__Requirement__. Skip every picture, and copy exactly the lines from the one containing "Parse this screenshot: output" to the end of the data.

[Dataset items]
◆ ◆ ◆ ◆
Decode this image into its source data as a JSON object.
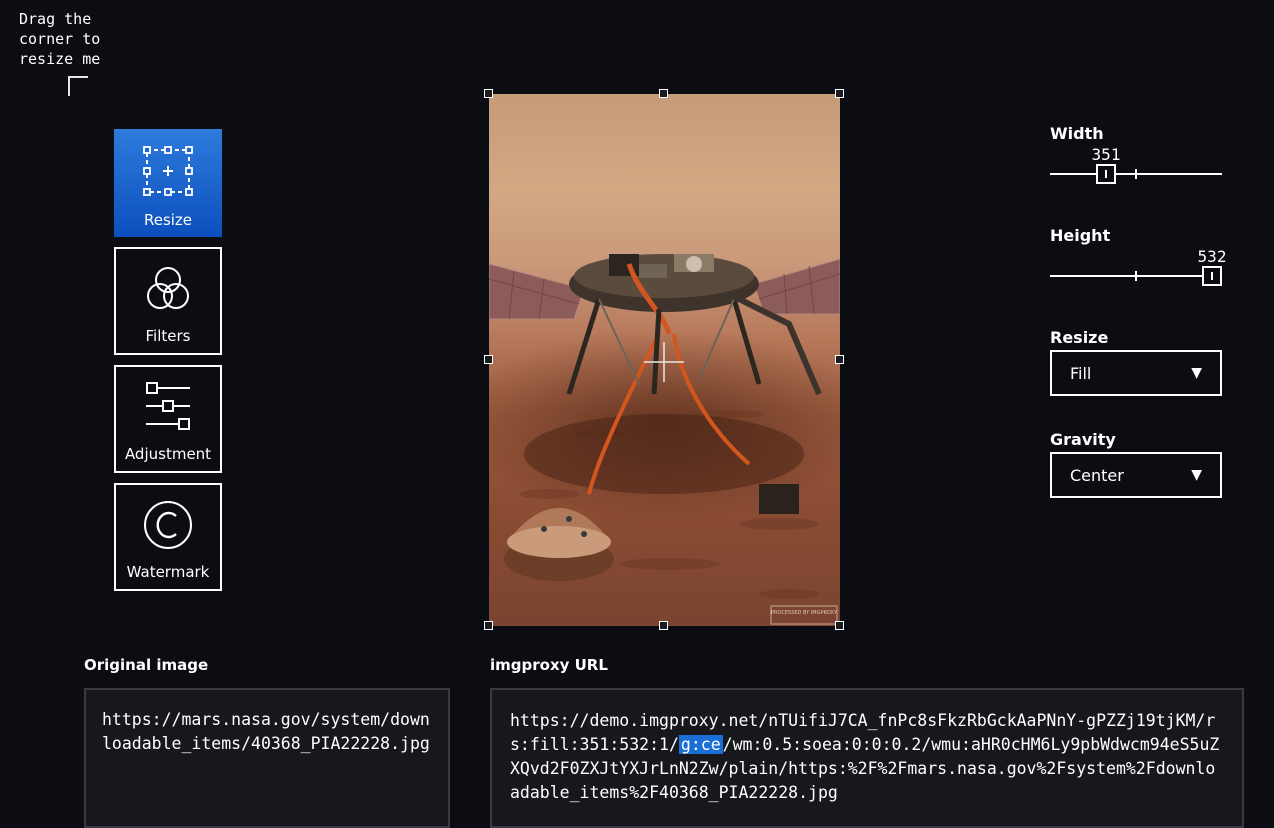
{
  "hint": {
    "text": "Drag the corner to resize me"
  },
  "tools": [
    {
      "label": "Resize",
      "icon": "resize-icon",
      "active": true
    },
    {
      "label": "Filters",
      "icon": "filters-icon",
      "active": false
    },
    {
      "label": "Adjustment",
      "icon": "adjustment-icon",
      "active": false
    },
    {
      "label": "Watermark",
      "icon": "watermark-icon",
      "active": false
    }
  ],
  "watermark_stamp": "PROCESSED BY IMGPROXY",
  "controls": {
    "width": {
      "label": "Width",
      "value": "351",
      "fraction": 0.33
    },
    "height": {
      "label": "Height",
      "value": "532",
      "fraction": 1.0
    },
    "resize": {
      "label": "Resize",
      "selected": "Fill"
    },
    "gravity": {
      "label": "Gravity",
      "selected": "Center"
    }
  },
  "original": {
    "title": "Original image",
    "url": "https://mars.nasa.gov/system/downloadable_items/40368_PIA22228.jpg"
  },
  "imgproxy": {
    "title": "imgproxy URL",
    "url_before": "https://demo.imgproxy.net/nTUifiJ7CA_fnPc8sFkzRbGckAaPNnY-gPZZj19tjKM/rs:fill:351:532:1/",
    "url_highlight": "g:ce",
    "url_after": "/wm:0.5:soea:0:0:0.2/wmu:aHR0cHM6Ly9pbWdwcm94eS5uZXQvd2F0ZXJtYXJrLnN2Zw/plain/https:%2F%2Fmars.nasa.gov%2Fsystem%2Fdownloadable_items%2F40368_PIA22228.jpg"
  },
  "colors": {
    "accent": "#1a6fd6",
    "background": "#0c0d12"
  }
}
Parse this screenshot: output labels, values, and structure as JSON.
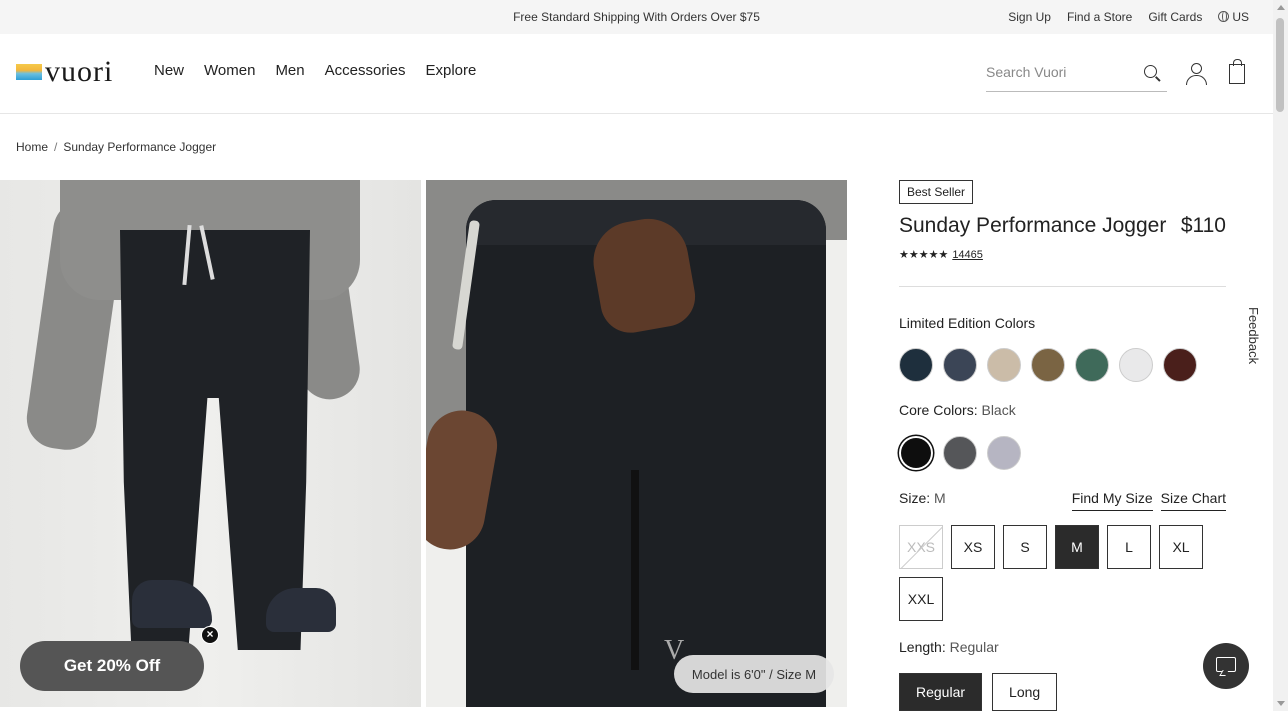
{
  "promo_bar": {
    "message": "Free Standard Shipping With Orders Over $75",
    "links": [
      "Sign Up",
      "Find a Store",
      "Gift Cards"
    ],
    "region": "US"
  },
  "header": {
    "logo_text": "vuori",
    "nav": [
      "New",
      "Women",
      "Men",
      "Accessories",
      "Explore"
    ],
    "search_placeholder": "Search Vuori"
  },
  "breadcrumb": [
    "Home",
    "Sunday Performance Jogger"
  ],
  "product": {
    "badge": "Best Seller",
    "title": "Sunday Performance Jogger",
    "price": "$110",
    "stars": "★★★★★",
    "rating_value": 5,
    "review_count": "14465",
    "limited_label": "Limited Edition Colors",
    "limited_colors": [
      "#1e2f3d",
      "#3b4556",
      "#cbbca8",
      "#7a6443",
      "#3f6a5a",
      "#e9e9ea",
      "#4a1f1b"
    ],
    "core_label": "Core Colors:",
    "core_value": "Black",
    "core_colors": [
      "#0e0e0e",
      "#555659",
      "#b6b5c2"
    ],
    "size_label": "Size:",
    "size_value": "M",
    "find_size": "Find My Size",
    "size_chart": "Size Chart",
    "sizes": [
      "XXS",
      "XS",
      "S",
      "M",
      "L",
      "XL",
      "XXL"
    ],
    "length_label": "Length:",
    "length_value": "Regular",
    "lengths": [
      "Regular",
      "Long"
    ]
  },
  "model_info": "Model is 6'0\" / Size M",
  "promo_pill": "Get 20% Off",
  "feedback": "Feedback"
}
◆ ◆ ◆ ◆
__Answer__.
Parse this screenshot: output labels, values, and structure as JSON.
{
  "promo_bar": {
    "message": "Free Standard Shipping With Orders Over $75",
    "links": [
      "Sign Up",
      "Find a Store",
      "Gift Cards"
    ],
    "region": "US"
  },
  "header": {
    "logo_text": "vuori",
    "nav": [
      "New",
      "Women",
      "Men",
      "Accessories",
      "Explore"
    ],
    "search_placeholder": "Search Vuori"
  },
  "breadcrumb": [
    "Home",
    "Sunday Performance Jogger"
  ],
  "product": {
    "badge": "Best Seller",
    "title": "Sunday Performance Jogger",
    "price": "$110",
    "stars": "★★★★★",
    "rating_value": 5,
    "review_count": "14465",
    "limited_label": "Limited Edition Colors",
    "limited_colors": [
      "#1e2f3d",
      "#3b4556",
      "#cbbca8",
      "#7a6443",
      "#3f6a5a",
      "#e9e9ea",
      "#4a1f1b"
    ],
    "core_label": "Core Colors:",
    "core_value": "Black",
    "core_colors": [
      "#0e0e0e",
      "#555659",
      "#b6b5c2"
    ],
    "size_label": "Size:",
    "size_value": "M",
    "find_size": "Find My Size",
    "size_chart": "Size Chart",
    "sizes": [
      "XXS",
      "XS",
      "S",
      "M",
      "L",
      "XL",
      "XXL"
    ],
    "length_label": "Length:",
    "length_value": "Regular",
    "lengths": [
      "Regular",
      "Long"
    ]
  },
  "model_info": "Model is 6'0\" / Size M",
  "promo_pill": "Get 20% Off",
  "feedback": "Feedback"
}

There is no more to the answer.